**** RAW DATA
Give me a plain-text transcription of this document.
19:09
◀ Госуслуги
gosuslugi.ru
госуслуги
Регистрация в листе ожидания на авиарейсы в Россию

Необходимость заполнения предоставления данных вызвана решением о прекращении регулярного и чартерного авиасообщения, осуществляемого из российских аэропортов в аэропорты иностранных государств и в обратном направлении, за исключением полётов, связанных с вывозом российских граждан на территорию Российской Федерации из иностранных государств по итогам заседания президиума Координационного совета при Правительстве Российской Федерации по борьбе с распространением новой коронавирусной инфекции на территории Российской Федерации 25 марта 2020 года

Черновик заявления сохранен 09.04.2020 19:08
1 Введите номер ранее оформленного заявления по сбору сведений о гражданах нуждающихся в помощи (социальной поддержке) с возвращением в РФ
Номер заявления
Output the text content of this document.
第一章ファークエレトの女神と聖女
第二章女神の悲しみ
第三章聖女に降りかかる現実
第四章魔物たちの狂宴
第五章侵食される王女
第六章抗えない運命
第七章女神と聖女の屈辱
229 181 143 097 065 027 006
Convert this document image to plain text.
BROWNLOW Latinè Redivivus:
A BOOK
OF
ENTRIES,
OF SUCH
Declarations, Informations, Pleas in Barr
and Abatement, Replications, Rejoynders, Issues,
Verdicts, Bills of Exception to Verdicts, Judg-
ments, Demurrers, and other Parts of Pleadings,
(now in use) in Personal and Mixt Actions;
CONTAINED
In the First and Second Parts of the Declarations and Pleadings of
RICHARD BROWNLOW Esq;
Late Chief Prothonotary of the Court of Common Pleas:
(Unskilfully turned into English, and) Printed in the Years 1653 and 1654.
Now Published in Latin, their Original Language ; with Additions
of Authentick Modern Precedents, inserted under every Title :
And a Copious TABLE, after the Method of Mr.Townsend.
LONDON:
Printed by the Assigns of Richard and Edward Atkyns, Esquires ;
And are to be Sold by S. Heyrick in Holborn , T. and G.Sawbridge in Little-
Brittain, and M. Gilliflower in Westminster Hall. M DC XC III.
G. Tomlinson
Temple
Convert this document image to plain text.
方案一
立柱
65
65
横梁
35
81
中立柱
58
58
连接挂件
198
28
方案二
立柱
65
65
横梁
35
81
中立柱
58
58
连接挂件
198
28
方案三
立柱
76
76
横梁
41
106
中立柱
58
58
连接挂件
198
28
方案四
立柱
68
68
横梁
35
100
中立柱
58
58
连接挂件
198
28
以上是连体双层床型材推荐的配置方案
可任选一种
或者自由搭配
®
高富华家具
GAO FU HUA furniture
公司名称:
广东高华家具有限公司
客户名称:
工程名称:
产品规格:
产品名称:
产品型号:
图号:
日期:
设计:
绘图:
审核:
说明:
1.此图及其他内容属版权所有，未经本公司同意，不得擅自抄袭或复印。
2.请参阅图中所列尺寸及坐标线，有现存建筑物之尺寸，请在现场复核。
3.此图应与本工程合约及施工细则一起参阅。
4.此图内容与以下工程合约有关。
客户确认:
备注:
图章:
********
# [EXERCISE AIM]
Exactly as they are written, print the entries again.

# [RESULT OF THIS EXERCISE]
Give me a plain-text transcription of this document.
19:09
◀ Госуслуги
gosuslugi.ru
госуслуги
Регистрация в листе ожидания на авиарейсы в Россию

Необходимость заполнения предоставления данных вызвана решением о прекращении регулярного и чартерного авиасообщения, осуществляемого из российских аэропортов в аэропорты иностранных государств и в обратном направлении, за исключением полётов, связанных с вывозом российских граждан на территорию Российской Федерации из иностранных государств по итогам заседания президиума Координационного совета при Правительстве Российской Федерации по борьбе с распространением новой коронавирусной инфекции на территории Российской Федерации 25 марта 2020 года

Черновик заявления сохранен 09.04.2020 19:08
1 Введите номер ранее оформленного заявления по сбору сведений о гражданах нуждающихся в помощи (социальной поддержке) с возвращением в РФ
Номер заявления
Output the text content of this document.
第一章ファークエレトの女神と聖女
第二章女神の悲しみ
第三章聖女に降りかかる現実
第四章魔物たちの狂宴
第五章侵食される王女
第六章抗えない運命
第七章女神と聖女の屈辱
229 181 143 097 065 027 006
Convert this document image to plain text.
BROWNLOW Latinè Redivivus:
A BOOK
OF
ENTRIES,
OF SUCH
Declarations, Informations, Pleas in Barr
and Abatement, Replications, Rejoynders, Issues,
Verdicts, Bills of Exception to Verdicts, Judg-
ments, Demurrers, and other Parts of Pleadings,
(now in use) in Personal and Mixt Actions;
CONTAINED
In the First and Second Parts of the Declarations and Pleadings of
RICHARD BROWNLOW Esq;
Late Chief Prothonotary of the Court of Common Pleas:
(Unskilfully turned into English, and) Printed in the Years 1653 and 1654.
Now Published in Latin, their Original Language ; with Additions
of Authentick Modern Precedents, inserted under every Title :
And a Copious TABLE, after the Method of Mr.Townsend.
LONDON:
Printed by the Assigns of Richard and Edward Atkyns, Esquires ;
And are to be Sold by S. Heyrick in Holborn , T. and G.Sawbridge in Little-
Brittain, and M. Gilliflower in Westminster Hall. M DC XC III.
G. Tomlinson
Temple
Convert this document image to plain text.
方案一
立柱
65
65
横梁
35
81
中立柱
58
58
连接挂件
198
28
方案二
立柱
65
65
横梁
35
81
中立柱
58
58
连接挂件
198
28
方案三
立柱
76
76
横梁
41
106
中立柱
58
58
连接挂件
198
28
方案四
立柱
68
68
横梁
35
100
中立柱
58
58
连接挂件
198
28
以上是连体双层床型材推荐的配置方案
可任选一种
或者自由搭配
®
高富华家具
GAO FU HUA furniture
公司名称:
广东高华家具有限公司
客户名称:
工程名称:
产品规格:
产品名称:
产品型号:
图号:
日期:
设计:
绘图:
审核:
说明:
1.此图及其他内容属版权所有，未经本公司同意，不得擅自抄袭或复印。
2.请参阅图中所列尺寸及坐标线，有现存建筑物之尺寸，请在现场复核。
3.此图应与本工程合约及施工细则一起参阅。
4.此图内容与以下工程合约有关。
客户确认:
备注:
图章:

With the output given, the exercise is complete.